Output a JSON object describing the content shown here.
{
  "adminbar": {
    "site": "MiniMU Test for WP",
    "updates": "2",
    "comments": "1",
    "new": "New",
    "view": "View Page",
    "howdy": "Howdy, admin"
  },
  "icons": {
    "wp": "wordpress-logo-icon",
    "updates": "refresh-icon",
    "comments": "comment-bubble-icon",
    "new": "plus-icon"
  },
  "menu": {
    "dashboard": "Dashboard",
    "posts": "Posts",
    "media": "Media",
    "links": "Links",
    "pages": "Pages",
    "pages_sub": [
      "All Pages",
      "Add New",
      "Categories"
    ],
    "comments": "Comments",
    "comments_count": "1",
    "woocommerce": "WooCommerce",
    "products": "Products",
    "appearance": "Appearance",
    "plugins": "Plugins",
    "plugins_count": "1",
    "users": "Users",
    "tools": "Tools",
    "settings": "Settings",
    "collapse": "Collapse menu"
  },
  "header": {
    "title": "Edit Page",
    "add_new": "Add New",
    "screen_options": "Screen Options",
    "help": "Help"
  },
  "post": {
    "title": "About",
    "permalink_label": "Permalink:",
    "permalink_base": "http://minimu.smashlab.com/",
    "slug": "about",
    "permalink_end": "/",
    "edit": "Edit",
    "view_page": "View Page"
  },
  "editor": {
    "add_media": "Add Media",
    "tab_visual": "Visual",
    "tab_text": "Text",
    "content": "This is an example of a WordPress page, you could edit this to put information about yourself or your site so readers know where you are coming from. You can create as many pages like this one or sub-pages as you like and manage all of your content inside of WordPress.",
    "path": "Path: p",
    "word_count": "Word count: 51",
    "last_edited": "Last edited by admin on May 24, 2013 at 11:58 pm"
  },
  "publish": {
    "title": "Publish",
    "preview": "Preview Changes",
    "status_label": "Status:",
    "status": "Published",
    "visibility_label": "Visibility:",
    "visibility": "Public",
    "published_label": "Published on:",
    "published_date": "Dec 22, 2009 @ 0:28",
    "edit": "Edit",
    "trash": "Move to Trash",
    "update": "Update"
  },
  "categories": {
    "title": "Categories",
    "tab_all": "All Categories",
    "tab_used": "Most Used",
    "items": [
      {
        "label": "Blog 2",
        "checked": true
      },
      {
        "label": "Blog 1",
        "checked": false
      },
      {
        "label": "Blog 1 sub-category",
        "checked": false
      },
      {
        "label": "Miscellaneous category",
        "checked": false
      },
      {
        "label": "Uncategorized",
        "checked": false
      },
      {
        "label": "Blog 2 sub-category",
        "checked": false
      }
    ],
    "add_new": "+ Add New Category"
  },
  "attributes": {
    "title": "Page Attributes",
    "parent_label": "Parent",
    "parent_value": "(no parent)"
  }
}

EXERCISE TASK
Respond with the number of lines containing "Blog" and no additional words.

SOLVED PROBLEM
4